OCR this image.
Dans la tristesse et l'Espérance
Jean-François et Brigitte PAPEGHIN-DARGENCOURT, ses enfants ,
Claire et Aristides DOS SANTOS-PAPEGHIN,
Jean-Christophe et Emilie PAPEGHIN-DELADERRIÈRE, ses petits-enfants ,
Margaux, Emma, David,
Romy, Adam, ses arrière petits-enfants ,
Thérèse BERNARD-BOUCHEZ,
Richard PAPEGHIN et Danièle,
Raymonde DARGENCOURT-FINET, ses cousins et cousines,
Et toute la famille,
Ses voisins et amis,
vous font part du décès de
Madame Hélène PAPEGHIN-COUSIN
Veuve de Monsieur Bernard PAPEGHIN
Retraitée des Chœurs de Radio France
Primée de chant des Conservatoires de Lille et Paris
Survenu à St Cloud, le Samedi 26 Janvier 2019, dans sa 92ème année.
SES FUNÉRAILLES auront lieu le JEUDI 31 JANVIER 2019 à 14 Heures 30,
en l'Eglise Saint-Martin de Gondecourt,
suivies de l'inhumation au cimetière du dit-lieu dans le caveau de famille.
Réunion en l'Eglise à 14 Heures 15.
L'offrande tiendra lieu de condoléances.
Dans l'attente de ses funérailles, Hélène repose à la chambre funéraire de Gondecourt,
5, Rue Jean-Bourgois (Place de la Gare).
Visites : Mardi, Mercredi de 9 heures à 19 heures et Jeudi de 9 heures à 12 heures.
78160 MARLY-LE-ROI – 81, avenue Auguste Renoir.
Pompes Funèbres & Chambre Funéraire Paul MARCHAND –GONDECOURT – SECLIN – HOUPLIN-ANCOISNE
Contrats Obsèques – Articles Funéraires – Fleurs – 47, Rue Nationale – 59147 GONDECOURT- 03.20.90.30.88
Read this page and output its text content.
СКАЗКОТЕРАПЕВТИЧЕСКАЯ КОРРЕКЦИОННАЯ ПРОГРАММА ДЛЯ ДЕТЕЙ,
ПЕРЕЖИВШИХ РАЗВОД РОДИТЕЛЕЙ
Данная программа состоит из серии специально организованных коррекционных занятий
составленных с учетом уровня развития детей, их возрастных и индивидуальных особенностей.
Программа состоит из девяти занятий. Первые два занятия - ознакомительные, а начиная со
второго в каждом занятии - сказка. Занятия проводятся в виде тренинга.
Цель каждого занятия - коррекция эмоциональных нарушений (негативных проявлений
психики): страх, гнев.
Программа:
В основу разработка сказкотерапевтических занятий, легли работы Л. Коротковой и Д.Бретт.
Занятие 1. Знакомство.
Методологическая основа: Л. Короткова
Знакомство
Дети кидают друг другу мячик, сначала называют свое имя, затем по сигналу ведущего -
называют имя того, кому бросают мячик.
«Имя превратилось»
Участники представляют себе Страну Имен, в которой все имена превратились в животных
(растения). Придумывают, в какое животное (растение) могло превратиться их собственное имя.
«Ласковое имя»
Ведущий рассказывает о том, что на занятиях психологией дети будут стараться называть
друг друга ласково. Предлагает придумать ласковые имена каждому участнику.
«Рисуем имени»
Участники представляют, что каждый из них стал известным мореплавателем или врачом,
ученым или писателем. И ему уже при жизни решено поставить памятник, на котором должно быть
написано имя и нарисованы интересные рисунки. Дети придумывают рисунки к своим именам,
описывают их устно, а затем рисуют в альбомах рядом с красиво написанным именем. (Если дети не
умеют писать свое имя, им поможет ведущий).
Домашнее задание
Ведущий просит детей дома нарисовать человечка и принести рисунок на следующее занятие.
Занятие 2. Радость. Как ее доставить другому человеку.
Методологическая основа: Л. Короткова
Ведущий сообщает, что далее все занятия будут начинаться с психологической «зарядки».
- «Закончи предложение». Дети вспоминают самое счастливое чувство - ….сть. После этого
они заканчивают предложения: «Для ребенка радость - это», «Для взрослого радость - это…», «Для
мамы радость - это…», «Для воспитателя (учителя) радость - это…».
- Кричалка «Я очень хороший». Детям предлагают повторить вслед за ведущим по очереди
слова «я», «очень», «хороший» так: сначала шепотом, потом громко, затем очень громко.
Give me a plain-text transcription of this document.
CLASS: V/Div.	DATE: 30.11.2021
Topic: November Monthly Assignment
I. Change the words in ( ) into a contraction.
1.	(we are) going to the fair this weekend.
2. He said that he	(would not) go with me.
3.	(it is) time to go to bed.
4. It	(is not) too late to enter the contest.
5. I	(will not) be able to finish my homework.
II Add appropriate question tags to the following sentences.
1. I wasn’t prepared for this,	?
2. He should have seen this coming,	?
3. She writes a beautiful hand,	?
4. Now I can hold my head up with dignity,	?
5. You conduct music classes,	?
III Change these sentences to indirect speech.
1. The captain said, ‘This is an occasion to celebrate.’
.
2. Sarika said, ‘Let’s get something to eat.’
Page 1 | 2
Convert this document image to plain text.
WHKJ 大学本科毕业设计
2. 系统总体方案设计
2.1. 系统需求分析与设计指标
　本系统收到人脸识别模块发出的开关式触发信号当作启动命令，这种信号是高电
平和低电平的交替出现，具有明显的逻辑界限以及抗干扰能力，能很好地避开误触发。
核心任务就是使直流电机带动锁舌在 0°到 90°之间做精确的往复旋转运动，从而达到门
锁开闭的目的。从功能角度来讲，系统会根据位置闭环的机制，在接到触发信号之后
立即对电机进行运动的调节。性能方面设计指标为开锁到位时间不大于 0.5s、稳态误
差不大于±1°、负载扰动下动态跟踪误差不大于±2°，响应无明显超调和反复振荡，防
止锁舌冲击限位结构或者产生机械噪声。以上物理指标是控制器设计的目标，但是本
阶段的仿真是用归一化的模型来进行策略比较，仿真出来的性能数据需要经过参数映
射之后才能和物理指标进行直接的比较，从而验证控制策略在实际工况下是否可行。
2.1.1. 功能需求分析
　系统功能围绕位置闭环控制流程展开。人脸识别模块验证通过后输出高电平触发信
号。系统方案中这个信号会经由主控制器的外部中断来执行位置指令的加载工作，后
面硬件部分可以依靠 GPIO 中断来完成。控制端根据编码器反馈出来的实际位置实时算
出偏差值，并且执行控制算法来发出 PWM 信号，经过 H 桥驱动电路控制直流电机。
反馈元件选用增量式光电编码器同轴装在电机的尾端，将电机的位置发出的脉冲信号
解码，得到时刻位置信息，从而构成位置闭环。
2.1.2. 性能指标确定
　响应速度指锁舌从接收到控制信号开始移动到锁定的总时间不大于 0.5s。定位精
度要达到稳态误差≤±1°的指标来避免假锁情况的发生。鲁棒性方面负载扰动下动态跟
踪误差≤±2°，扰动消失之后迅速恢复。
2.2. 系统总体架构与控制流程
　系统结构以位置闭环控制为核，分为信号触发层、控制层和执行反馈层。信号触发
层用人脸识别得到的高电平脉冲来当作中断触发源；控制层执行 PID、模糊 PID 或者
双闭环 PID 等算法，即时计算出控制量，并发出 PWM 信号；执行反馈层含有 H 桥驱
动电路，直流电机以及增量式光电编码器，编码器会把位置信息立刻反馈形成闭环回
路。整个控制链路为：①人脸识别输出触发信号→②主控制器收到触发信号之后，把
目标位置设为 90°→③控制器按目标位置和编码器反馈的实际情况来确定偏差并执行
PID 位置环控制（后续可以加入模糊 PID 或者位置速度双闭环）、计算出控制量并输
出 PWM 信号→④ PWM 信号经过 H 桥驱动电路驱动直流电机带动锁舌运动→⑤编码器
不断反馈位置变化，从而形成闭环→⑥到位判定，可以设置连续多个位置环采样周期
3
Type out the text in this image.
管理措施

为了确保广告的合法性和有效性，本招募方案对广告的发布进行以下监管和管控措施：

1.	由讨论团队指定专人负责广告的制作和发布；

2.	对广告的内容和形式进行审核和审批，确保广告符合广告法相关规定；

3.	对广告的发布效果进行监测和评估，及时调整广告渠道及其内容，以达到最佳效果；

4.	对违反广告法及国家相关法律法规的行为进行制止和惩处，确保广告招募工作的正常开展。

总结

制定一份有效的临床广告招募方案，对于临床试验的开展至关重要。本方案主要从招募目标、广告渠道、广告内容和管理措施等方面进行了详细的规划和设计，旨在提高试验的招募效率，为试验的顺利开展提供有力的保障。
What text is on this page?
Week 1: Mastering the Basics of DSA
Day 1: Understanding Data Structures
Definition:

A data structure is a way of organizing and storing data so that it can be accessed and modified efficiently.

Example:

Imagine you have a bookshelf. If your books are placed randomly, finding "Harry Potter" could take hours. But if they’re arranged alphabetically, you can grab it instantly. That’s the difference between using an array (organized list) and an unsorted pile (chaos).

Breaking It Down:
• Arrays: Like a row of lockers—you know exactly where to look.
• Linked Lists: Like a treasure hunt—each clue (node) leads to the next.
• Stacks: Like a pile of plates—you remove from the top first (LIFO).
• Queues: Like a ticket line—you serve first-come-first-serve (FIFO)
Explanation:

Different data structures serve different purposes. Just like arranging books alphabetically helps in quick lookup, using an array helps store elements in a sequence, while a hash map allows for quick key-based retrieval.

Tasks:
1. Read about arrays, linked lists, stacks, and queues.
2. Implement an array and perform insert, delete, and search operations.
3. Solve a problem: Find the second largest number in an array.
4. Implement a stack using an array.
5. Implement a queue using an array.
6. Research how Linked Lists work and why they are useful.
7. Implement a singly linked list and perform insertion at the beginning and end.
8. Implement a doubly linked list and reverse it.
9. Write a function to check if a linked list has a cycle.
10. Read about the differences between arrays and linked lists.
__________
* **WHAT YOU HAVE TO DO**
Establish how many lines of the records contain the string "Change" and state that number without elaboration.

* **TASK RESULT**
2